Studio album by King
- Released: February 5, 2016
- Studio: KING Creative Studios, Los Angeles
- Genre: R&B, dream pop
- Length: 57:30
- Label: King Creative
- Producer: Paris Strother

King chronology
| The Story (2011) | We Are King (2016) |  |

Singles from We Are King
- "In the Meantime" Released: 2013; "Mister Chameleon" Released: 2014; "The Greatest" Released: 2015;

= We Are King (album) =

We Are King is the debut album by R&B trio King (currently named We Are King), released on February 5, 2016. The album was nominated for Best Urban Contemporary Album at the 59th Grammy Awards, making them the first independent artists to be nominated in that category. Upon its release, We Are King appeared 6 times in the Billboard charts for 1st week sales: #1 on the Heatseekers Chart, #7 for Independent Albums, #8 for R&B, #20 for Top Hip-Hop/R&B, #78 for Top Album Sales, and #158 in the Top 200.

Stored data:
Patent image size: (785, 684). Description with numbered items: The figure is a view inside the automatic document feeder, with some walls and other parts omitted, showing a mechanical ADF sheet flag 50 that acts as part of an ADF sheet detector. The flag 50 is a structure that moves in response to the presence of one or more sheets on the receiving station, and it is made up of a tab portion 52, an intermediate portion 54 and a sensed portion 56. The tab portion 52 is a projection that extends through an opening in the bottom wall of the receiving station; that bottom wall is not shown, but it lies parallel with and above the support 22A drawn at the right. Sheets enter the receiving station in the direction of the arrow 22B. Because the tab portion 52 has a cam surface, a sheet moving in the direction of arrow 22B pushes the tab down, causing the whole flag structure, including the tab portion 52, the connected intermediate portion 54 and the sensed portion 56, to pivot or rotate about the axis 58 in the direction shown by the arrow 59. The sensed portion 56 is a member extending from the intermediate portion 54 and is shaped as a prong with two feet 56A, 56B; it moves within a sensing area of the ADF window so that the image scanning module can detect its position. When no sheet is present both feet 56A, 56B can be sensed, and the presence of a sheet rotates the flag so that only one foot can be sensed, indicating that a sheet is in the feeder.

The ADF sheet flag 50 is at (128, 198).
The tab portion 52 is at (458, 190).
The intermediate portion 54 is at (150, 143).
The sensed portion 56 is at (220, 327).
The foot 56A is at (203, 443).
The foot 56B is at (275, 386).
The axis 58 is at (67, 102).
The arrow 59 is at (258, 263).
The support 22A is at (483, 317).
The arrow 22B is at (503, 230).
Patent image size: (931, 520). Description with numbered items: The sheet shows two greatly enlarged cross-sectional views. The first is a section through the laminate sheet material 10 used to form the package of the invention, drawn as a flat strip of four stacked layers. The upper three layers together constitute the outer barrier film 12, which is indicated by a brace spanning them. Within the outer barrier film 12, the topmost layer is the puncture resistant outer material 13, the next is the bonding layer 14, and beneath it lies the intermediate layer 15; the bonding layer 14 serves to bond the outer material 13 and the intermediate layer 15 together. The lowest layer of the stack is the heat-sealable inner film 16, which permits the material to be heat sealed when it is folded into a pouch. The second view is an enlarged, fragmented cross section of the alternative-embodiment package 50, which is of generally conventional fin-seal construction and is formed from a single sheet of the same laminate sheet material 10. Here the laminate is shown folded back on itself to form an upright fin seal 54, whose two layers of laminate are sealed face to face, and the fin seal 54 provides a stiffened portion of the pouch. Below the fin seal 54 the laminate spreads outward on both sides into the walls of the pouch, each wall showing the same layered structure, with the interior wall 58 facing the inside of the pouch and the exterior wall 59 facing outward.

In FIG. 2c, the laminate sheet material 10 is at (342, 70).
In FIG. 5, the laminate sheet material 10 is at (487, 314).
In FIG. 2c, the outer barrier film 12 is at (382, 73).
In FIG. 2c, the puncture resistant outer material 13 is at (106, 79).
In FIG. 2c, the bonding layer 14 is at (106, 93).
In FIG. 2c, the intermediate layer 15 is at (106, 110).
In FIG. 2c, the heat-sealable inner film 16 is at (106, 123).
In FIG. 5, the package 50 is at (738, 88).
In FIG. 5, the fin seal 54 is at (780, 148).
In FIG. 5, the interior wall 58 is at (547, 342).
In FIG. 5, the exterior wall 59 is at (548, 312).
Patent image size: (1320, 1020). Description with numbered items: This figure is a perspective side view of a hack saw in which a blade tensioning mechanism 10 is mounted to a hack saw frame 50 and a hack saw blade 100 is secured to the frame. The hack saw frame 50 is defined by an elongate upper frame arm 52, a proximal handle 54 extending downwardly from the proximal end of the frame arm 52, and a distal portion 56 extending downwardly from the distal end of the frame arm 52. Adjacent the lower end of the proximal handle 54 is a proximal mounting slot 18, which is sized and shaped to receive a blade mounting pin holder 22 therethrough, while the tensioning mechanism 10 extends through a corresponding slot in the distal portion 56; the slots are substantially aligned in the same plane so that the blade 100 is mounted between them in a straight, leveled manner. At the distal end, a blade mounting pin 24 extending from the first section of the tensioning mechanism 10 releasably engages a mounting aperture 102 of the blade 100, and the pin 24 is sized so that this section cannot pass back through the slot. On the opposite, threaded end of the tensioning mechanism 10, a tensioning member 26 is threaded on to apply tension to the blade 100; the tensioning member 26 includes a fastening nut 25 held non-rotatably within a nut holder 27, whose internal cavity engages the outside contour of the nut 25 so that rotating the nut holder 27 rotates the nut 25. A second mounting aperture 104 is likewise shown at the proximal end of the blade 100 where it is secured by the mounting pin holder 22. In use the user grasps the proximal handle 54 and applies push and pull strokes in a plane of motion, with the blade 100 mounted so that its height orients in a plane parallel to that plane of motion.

- What you will do:
- 1) From the article on We Are King, list each Billboard chart the album reached in its first week of sales, with its position on that chart.
- 2) Reproduce word for word the passage of the article on We Are King starting at "Singles from We" and ending at "the Top 200.".

- Outputs by task:
- 1)
- Heatseekers Chart: #1
- Independent Albums: #7
- R&B: #8
- Top Hip-Hop/R&B: #20
- Top Album Sales: #78
- Top 200: #158

- 2)
Singles from We Are King
- "In the Meantime" Released: 2013; "Mister Chameleon" Released: 2014; "The Greatest" Released: 2015;

= We Are King (album) =

We Are King is the debut album by R&B trio King (currently named We Are King), released on February 5, 2016. The album was nominated for Best Urban Contemporary Album at the 59th Grammy Awards, making them the first independent artists to be nominated in that category. Upon its release, We Are King appeared 6 times in the Billboard charts for 1st week sales: #1 on the Heatseekers Chart, #7 for Independent Albums, #8 for R&B, #20 for Top Hip-Hop/R&B, #78 for Top Album Sales, and #158 in the Top 200.